┌──
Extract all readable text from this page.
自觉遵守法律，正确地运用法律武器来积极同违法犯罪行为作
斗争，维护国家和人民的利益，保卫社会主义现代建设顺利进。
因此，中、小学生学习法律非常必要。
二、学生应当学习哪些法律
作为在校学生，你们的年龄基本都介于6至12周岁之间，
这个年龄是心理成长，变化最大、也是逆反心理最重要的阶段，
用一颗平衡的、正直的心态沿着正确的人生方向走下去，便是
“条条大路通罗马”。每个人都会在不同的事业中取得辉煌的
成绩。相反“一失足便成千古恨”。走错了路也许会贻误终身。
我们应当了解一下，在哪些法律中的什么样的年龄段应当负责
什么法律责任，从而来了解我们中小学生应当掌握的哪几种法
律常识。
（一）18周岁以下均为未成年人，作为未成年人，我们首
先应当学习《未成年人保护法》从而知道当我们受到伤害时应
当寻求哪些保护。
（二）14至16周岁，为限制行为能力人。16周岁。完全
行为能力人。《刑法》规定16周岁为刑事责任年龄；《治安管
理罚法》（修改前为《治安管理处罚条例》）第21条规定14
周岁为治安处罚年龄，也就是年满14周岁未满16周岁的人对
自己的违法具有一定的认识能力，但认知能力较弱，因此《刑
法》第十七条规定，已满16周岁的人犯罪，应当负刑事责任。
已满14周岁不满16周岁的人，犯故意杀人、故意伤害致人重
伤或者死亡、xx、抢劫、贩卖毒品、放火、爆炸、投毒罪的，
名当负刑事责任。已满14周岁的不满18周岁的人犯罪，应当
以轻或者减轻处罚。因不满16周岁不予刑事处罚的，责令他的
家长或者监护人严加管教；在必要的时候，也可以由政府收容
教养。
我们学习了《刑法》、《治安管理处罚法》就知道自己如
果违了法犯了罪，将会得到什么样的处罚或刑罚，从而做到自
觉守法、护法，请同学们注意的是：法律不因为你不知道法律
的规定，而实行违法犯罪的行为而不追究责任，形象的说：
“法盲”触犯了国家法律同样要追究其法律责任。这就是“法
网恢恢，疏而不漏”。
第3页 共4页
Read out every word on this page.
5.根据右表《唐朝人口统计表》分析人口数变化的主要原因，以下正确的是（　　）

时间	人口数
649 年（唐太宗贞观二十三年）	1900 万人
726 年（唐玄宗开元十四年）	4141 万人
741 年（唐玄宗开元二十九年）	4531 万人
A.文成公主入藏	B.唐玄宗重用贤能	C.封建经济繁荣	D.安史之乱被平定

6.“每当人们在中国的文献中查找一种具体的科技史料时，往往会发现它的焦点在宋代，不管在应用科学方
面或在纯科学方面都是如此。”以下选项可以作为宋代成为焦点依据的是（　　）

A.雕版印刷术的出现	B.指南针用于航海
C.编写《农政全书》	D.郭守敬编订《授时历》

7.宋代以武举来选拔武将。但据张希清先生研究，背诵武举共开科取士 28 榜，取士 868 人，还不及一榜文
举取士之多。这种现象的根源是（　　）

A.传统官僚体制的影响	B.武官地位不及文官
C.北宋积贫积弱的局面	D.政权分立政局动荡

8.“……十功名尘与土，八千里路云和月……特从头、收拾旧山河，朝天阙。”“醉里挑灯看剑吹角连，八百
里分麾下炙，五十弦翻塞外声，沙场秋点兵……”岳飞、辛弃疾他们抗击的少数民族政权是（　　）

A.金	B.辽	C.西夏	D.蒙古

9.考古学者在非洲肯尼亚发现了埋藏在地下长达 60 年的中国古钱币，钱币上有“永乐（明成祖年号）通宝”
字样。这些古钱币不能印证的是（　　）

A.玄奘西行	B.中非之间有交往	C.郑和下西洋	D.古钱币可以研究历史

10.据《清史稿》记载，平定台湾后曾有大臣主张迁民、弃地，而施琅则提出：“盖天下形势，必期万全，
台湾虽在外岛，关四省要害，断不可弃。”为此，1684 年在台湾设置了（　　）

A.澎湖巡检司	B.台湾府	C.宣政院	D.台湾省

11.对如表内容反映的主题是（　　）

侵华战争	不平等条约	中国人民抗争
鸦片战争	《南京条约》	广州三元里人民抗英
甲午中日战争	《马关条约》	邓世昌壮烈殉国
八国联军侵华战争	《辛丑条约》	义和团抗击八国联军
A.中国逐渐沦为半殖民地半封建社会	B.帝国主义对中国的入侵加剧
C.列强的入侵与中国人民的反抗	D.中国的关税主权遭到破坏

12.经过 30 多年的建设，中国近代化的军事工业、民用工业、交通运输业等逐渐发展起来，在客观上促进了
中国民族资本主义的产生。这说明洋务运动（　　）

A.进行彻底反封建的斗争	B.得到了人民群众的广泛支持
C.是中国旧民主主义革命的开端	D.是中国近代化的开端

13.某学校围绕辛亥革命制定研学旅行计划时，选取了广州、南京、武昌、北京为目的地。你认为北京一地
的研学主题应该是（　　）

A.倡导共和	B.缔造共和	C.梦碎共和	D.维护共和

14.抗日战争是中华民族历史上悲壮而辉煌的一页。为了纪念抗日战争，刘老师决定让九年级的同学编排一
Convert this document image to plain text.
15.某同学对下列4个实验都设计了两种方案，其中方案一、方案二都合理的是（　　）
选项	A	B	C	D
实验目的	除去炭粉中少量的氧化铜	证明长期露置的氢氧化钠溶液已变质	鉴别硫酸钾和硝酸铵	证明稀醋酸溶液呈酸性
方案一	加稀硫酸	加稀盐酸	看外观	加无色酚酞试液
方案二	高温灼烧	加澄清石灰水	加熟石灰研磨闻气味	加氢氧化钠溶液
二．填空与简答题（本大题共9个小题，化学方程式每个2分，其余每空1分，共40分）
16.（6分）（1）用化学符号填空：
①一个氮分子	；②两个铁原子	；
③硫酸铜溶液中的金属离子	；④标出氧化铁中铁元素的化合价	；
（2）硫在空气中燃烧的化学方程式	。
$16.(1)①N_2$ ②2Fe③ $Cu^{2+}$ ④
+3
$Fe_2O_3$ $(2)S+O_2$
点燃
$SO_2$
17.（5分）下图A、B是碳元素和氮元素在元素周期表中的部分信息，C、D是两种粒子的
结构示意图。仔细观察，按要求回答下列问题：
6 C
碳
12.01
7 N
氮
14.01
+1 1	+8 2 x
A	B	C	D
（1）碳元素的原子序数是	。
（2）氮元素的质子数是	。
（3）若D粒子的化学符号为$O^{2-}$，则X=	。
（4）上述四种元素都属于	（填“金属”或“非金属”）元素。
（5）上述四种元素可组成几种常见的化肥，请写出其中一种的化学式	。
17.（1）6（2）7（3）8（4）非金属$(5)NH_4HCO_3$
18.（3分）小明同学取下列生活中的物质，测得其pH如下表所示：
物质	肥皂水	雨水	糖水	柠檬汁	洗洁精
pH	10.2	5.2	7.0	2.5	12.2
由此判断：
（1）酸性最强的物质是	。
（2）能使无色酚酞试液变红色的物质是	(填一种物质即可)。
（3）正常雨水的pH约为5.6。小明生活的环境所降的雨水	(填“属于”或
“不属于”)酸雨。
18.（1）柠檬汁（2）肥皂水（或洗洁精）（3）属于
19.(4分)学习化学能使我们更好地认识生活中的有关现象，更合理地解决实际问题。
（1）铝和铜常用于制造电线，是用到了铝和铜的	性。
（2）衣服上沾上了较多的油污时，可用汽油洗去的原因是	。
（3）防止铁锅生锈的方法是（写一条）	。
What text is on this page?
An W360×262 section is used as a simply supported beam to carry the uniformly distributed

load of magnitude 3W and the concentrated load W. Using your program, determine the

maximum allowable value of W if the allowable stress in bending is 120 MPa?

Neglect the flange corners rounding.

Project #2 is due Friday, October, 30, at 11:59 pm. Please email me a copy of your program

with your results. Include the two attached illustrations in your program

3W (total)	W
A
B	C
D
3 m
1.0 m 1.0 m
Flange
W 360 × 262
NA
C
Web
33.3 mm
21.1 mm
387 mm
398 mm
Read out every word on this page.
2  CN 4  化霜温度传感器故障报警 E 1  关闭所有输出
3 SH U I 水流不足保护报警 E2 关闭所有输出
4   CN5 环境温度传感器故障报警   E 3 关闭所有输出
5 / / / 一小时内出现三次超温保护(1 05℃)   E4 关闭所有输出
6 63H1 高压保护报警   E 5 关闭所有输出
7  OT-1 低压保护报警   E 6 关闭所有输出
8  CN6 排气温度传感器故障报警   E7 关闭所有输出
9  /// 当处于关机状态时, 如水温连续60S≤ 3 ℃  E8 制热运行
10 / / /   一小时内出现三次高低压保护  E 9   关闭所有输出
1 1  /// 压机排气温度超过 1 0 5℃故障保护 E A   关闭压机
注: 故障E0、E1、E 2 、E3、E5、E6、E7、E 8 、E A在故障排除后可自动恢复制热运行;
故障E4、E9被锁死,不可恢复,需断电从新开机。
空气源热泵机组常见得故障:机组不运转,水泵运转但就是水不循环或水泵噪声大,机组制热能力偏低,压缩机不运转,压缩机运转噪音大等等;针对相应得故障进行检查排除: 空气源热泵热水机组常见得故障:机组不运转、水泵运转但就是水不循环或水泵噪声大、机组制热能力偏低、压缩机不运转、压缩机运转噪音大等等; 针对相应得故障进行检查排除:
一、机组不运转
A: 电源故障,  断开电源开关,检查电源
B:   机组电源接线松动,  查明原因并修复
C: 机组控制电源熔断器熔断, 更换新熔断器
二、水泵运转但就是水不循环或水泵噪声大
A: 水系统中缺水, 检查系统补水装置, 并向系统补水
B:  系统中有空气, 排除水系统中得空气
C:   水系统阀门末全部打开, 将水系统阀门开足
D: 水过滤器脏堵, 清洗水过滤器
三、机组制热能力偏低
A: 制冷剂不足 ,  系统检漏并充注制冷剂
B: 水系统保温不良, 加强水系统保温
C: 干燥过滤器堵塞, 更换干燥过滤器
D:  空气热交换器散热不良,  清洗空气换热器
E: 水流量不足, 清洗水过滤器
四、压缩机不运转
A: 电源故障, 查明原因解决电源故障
└──
WORK REQUIRED »
Go through the listing above and return every line where the word "text" occurs.

WORKED ANSWER »
Extract all readable text from this page.
Convert this document image to plain text.
What text is on this page?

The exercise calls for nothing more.